What to produce> Look over the entries that follow and work out how many lines contain "this". State the number only.

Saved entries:

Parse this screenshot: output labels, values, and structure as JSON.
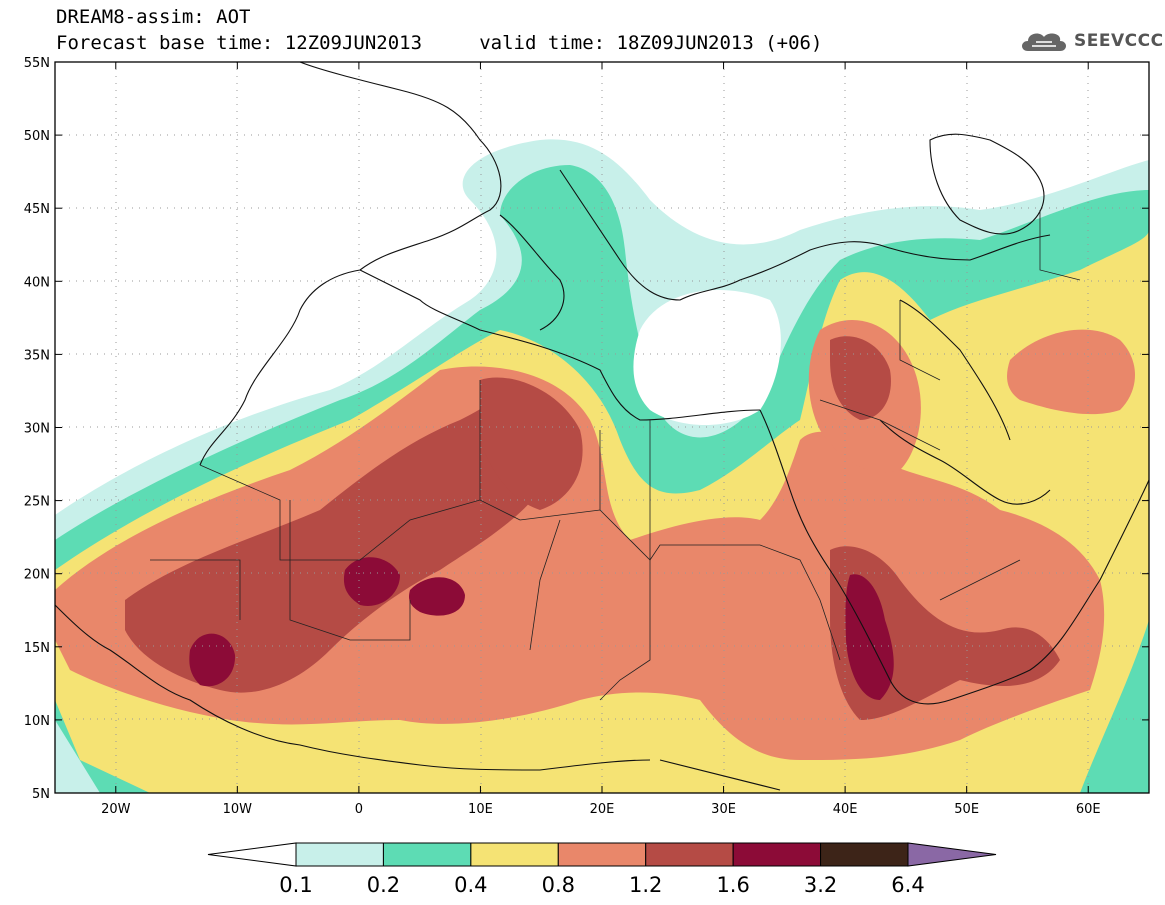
{
  "header": {
    "title_line1": "DREAM8-assim: AOT",
    "title_line2": "Forecast base time: 12Z09JUN2013     valid time: 18Z09JUN2013 (+06)"
  },
  "logo": {
    "text": "SEEVCCC",
    "icon": "cloud-logo-icon"
  },
  "axes": {
    "lat_labels": [
      "55N",
      "50N",
      "45N",
      "40N",
      "35N",
      "30N",
      "25N",
      "20N",
      "15N",
      "10N",
      "5N"
    ],
    "lon_labels": [
      "20W",
      "10W",
      "0",
      "10E",
      "20E",
      "30E",
      "40E",
      "50E",
      "60E"
    ],
    "lon_range": [
      -25,
      65
    ],
    "lat_range": [
      5,
      55
    ]
  },
  "colorbar": {
    "labels": [
      "0.1",
      "0.2",
      "0.4",
      "0.8",
      "1.2",
      "1.6",
      "3.2",
      "6.4"
    ],
    "colors": [
      "#ffffff",
      "#c8f0ea",
      "#5ddcb4",
      "#f5e374",
      "#e9876a",
      "#b54b45",
      "#8c0b37",
      "#3d2418",
      "#8a68a5"
    ]
  }
}
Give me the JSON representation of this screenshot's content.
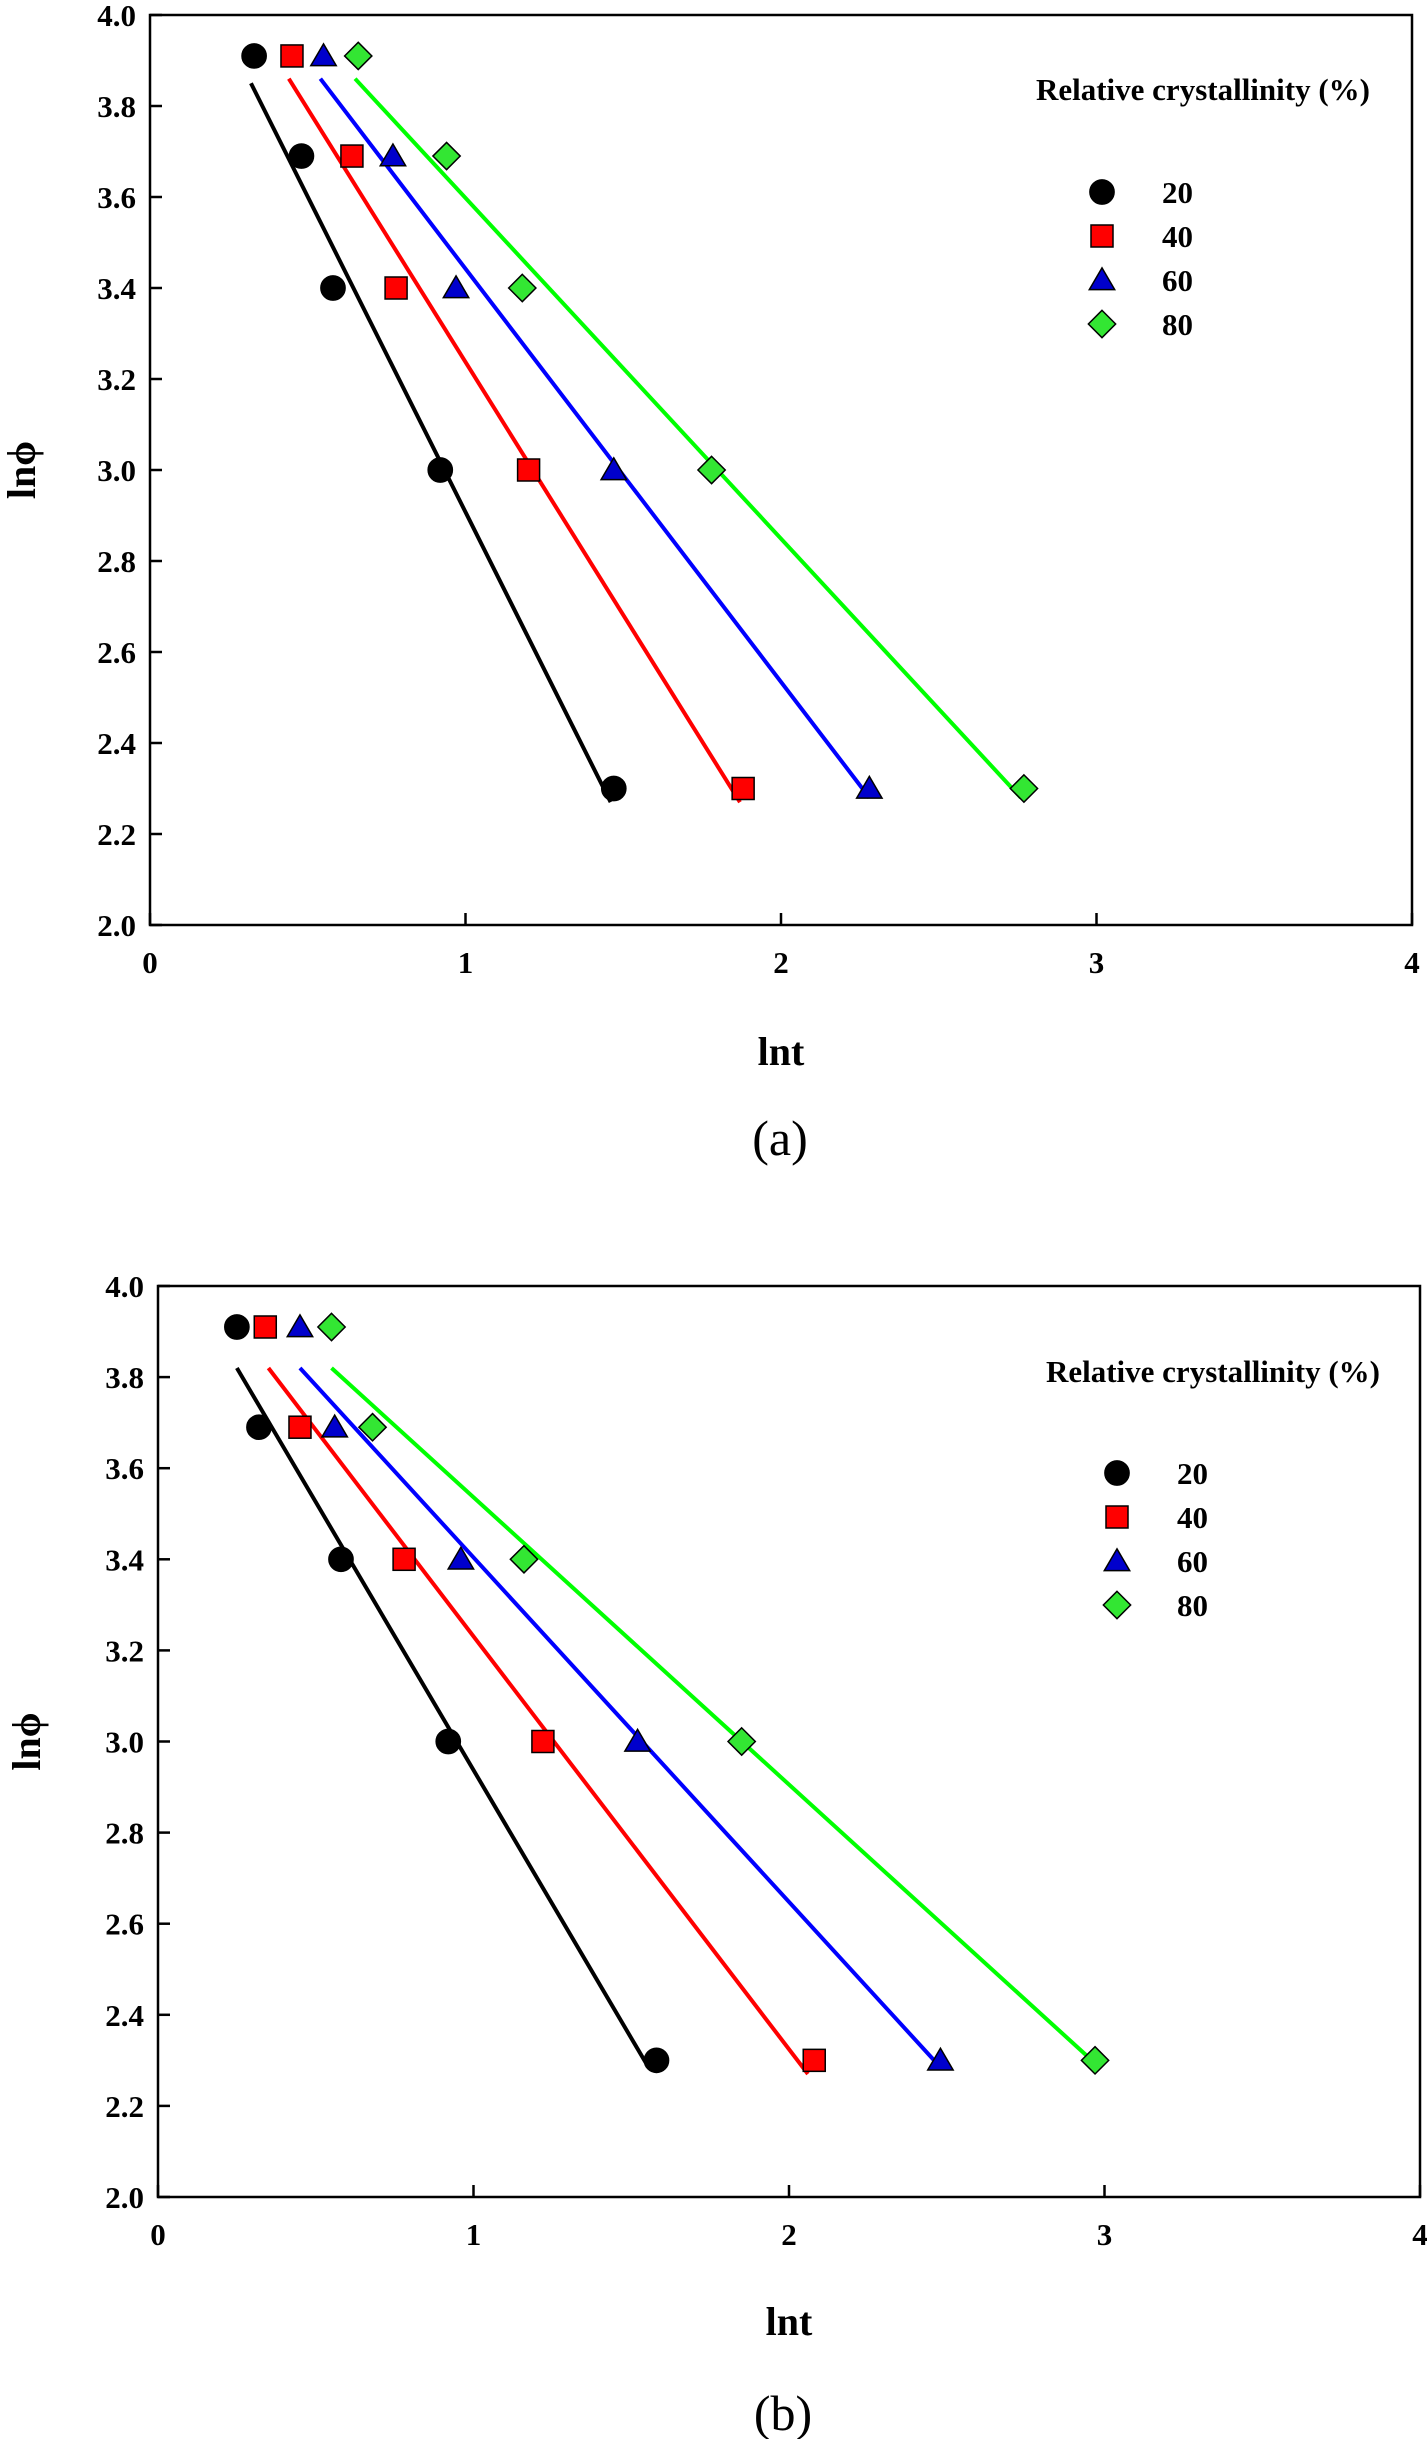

Exercise result> 2